For example, an account manager's work can be measured by team and client satisfaction, client retention, and the growth and lifetime value of their client’s account. These metrics reflect the account manager's effectiveness in maintaining and building the client relationship and ensuring team members are set up for success.

Everything else

The additional performance indicators I share here will likely seem familiar, but how I suggest you use them may differ from how you think about them today.  

Measuring efficiency

Efficiency is still important in a productized model. The more efficient an agency and its people can be, the more quickly the firm can deliver value to clients. However, agencies will need to find the right balance between efficiency and downtime to promote innovation as a way to increase the firm's worth to clients over time.

The challenge here is that innovation and efficiency are opposite objectives. You can't increase one without decreasing the other. Blair Enns calls this "The Innoficiency Principle.”

Measuring Capacity and productivity

Capacity should be measured at the agency and team levels. Consider this in terms of “product capacity”—how many "products" can an agency or team deliver in a given time?

Productivity can be measured using throughput—the number of products delivered in a given time.

Project management and collaboration tools like Basecamp, Asana, Kantata, Monday, or ClickUp help manage tasks and deadlines and provide visibility into work-in-progress and accomplishments.

 

Measuring Staffing levels

Think of staffing levels in terms of “teams” rather than individuals—how many teams will be needed to meet our clients' demand for our products?

Typically, most agencies still use what I've referred to as the Hollywood method of staffing—casting and scheduling people for projects as new work comes in. Often, this means key roles like art directors and others are assigned to multiple projects, each with conflicting deadlines and priorities, slowing delivery, impeding collaboration, and causing rework.

A principal strategist at the Vancouver-based agency Invoke shared that when her agency assigned people to projects based on availability data derived from time tracking, she experienced the problems most firms experience with this approach. One example was developers opting out of project meetings for weeks while strategists focused on conducting interviews and research, leading to a lack of coherency in the team and extra time spent catching up. Even worse, it sometimes caused team members to go back and reinterrogate problems and priorities because, at times, part of the team was left out of the loop and no longer aligned with the project direction.

Assigning people to projects is costly and limits an agency's effectiveness. Other examples of these truths include the following:

  • Agencies often need to dedicate a person to managing and monitoring assignments across teams and projects ("resource management").

  • Each new project assignment

    • Multiplies the number of meetings for all team members;

    • Adds new lines of communication, increasing the risk of mistakes or rework;

    • Introduces new dependencies, increasing the risk of teams having to pause work while waiting for team members to become available from other project commitments;

    • Creates new admin tasks and communication overhead; and

    • Causes a higher risk of burnout across the firm.

▶ **What you will do**:
#1 For each statement (a), (b), and (c), decide whether the agency metrics text supports it, answering yes or no and quoting the exact words that settle it. (a) Capacity should be measured at the individual level only. (b) Innovation and efficiency can both be raised at the same time. (c) Throughput can serve as a measure of productivity.
#2 Using the agency metrics text, answer these questions: (a) What does Blair Enns call the tension between innovation and efficiency? (b) In what city is the agency Invoke based? (c) What term does the text use for casting and scheduling people for projects as new work comes in?
#3 Please extract the passage of the agency metrics text between "Efficiency is still" and "a given time?", inclusive.
Rely only on the agency metrics text to complete these.

[Layout region records]
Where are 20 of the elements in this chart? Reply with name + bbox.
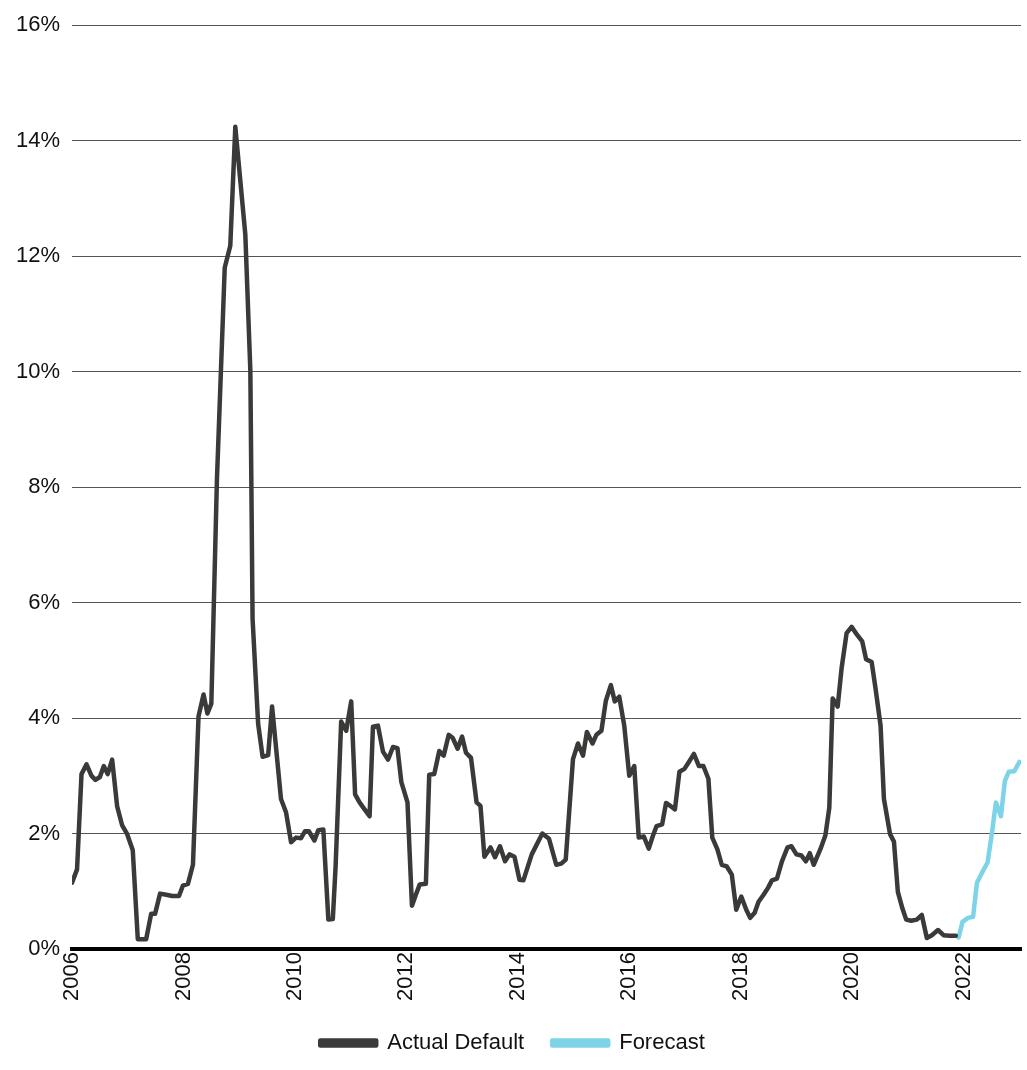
x-tick-label: 2014 bbox=[503, 952, 529, 1002]
x-tick-label: 2018 bbox=[726, 952, 752, 1002]
legend-label: Forecast bbox=[619, 1029, 705, 1055]
x-tick-label: 2012 bbox=[392, 952, 418, 1002]
y-tick-label: 4% bbox=[28, 704, 61, 730]
x-tick-label: 2020 bbox=[838, 952, 864, 1002]
x-tick-label: 2022 bbox=[949, 952, 975, 1002]
y-tick-label: 6% bbox=[28, 588, 61, 614]
x-tick-label: 2016 bbox=[615, 952, 641, 1002]
y-tick-label: 12% bbox=[15, 242, 61, 268]
y-tick-label: 0% bbox=[28, 935, 61, 961]
x-tick-label: 2006 bbox=[58, 952, 84, 1002]
legend-label: Actual Default bbox=[387, 1029, 525, 1055]
y-tick-label: 10% bbox=[15, 357, 61, 383]
y-tick-label: 2% bbox=[28, 819, 61, 845]
x-tick-label: 2008 bbox=[169, 952, 195, 1002]
y-tick-label: 8% bbox=[28, 473, 61, 499]
y-tick-label: 14% bbox=[15, 126, 61, 152]
y-tick-label: 16% bbox=[15, 11, 61, 37]
x-tick-label: 2010 bbox=[280, 952, 306, 1002]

▶ **Task answers**:
#1
(a) No: "Capacity should be measured at the agency and team levels."
(b) No: "You can't increase one without decreasing the other."
(c) Yes: "Productivity can be measured using throughput—the number of products delivered in a given time."

#2
(a) "The Innoficiency Principle"
(b) Vancouver
(c) The Hollywood method of staffing

#3
Efficiency is still important in a productized model. The more efficient an agency and its people can be, the more quickly the firm can deliver value to clients. However, agencies will need to find the right balance between efficiency and downtime to promote innovation as a way to increase the firm's worth to clients over time.

The challenge here is that innovation and efficiency are opposite objectives. You can't increase one without decreasing the other. Blair Enns calls this "The Innoficiency Principle.”

Measuring Capacity and productivity

Capacity should be measured at the agency and team levels. Consider this in terms of “product capacity”—how many "products" can an agency or team deliver in a given time?